• **Written task**: Copy out each line that includes the word "Expiry".

• **Stored entries**:
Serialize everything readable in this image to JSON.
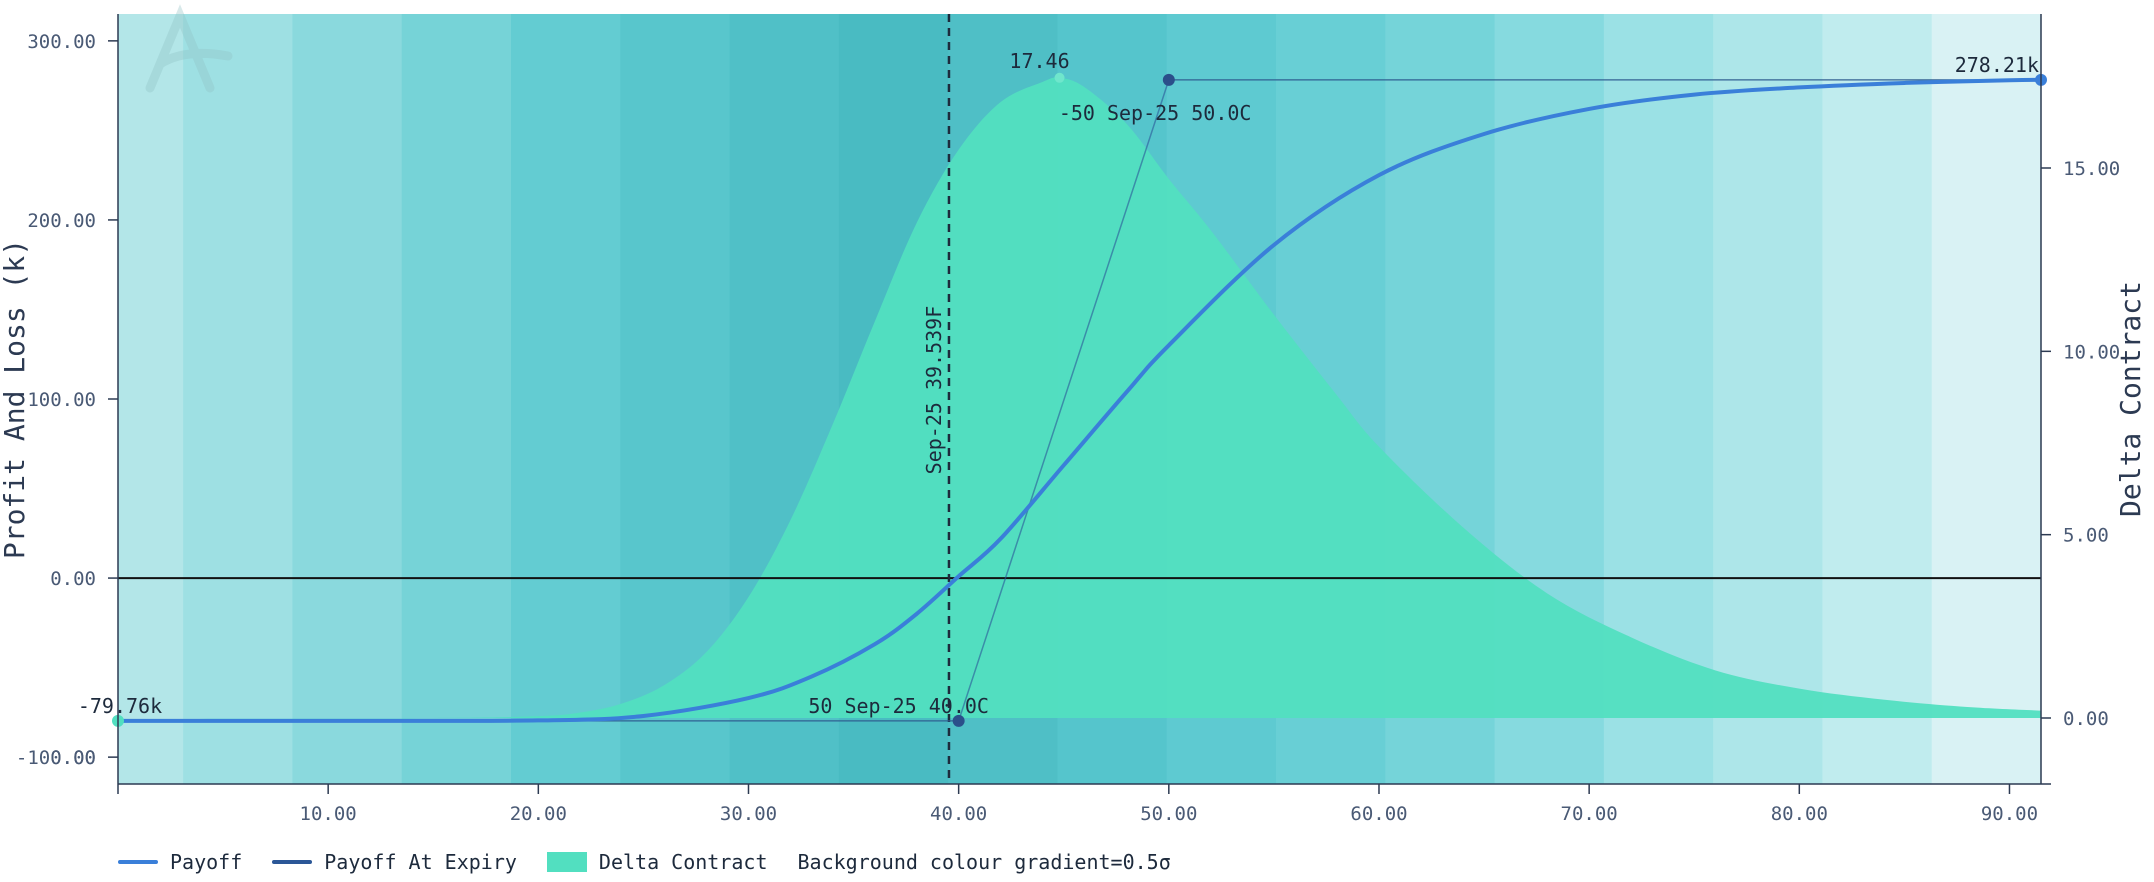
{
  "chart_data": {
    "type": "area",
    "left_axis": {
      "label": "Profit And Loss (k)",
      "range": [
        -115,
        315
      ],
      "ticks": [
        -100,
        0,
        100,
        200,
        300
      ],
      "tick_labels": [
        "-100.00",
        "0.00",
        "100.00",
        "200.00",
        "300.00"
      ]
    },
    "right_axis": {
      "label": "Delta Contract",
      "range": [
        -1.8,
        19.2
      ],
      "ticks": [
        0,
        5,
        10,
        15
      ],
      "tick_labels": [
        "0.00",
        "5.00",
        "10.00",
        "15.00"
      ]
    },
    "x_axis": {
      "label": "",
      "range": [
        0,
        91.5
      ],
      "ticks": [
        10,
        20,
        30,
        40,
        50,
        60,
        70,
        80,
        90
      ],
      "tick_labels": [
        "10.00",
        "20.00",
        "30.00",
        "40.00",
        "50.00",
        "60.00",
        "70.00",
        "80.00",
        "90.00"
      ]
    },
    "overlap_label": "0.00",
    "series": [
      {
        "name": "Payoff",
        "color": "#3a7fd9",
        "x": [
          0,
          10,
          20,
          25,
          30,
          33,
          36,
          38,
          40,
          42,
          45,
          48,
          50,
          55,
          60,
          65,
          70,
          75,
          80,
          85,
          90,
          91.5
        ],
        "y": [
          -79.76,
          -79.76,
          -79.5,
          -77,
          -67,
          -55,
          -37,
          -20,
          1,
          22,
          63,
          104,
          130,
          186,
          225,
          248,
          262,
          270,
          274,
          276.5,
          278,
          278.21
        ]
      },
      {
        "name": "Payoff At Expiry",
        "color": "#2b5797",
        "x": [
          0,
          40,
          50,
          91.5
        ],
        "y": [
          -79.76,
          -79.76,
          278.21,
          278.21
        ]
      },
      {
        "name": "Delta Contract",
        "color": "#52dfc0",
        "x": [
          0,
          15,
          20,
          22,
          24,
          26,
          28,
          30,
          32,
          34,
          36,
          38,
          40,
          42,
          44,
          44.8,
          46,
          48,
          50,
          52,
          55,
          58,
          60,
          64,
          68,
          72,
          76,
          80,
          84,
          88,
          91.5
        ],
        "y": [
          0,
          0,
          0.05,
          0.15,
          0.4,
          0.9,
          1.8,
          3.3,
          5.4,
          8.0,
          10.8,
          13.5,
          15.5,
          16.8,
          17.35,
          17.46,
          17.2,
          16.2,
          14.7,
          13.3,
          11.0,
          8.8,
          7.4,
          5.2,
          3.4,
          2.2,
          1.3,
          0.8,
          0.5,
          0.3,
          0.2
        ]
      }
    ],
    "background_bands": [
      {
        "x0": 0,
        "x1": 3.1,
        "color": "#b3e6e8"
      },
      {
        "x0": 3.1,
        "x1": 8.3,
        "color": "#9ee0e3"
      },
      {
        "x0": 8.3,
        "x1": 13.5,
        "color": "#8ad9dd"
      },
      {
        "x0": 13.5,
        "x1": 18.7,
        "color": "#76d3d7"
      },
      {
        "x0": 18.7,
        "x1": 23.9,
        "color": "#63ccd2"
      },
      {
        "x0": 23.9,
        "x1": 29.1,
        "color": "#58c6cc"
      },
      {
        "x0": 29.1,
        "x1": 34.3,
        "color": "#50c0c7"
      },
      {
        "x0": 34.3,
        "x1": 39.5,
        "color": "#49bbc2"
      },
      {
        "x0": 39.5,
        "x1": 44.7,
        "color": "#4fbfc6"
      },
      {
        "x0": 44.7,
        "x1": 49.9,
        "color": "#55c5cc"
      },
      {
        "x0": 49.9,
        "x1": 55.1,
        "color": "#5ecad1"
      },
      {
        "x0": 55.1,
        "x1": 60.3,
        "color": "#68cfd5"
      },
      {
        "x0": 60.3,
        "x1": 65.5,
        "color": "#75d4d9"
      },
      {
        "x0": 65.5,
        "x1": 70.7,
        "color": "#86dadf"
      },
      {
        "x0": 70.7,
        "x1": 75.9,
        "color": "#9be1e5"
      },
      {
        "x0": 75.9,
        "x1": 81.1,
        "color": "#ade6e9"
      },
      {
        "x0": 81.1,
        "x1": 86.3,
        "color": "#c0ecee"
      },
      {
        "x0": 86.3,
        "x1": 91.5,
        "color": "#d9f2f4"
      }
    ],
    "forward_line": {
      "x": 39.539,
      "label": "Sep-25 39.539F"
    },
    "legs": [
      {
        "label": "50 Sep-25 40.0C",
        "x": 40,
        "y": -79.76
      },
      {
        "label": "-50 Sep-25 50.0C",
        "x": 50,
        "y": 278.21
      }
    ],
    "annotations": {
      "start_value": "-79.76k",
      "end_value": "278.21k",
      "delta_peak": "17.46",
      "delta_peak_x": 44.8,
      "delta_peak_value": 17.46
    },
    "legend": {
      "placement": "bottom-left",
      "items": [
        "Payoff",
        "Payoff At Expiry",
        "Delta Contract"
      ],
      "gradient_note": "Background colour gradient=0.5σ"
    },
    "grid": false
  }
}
--
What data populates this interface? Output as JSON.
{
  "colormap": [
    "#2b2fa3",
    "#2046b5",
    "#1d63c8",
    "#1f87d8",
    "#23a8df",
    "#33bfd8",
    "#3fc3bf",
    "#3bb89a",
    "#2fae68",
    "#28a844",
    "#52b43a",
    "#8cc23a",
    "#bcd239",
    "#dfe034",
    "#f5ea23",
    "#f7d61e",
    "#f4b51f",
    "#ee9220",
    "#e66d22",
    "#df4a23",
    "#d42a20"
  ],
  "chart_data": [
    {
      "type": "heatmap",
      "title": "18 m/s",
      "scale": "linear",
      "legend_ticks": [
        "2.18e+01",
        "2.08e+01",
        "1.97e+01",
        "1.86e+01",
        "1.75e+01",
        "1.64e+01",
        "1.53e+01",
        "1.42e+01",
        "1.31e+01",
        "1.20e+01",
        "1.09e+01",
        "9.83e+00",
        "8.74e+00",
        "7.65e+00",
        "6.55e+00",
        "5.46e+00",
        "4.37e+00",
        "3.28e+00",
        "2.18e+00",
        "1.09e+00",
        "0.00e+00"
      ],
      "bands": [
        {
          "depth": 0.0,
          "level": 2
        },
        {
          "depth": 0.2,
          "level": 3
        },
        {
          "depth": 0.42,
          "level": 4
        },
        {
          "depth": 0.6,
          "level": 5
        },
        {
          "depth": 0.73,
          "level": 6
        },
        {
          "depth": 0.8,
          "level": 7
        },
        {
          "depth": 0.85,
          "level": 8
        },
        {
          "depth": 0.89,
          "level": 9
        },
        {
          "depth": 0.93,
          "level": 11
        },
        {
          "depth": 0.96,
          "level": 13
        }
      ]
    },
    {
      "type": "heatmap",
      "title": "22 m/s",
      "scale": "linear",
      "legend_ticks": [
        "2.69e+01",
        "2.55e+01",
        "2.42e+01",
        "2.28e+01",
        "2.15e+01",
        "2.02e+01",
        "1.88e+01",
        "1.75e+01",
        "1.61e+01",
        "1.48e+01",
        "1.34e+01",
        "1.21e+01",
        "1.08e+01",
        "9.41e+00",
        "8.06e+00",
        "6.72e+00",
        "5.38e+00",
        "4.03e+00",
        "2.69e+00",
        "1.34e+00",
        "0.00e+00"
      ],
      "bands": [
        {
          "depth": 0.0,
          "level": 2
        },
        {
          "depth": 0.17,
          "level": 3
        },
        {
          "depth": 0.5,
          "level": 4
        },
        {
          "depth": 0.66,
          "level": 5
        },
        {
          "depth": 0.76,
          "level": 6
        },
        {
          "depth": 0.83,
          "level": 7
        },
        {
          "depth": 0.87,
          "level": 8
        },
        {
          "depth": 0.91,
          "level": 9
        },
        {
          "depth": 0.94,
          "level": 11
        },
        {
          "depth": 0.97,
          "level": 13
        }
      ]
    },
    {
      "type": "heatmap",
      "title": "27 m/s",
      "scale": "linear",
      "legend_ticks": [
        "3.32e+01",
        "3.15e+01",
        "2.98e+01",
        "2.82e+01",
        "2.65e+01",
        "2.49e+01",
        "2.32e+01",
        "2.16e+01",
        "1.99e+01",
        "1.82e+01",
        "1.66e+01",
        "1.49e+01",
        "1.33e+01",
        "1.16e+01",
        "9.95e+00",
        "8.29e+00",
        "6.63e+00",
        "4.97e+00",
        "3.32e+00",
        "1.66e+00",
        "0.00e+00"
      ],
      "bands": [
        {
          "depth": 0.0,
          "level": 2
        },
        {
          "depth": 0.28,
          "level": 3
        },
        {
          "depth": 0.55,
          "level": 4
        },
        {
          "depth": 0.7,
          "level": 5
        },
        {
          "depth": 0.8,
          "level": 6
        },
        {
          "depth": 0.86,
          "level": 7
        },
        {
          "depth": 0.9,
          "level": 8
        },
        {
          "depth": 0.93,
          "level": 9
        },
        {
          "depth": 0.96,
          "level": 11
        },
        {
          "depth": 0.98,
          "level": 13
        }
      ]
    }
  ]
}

• **Output below**:
        "name": "Payoff At Expiry",
        "Payoff At Expiry",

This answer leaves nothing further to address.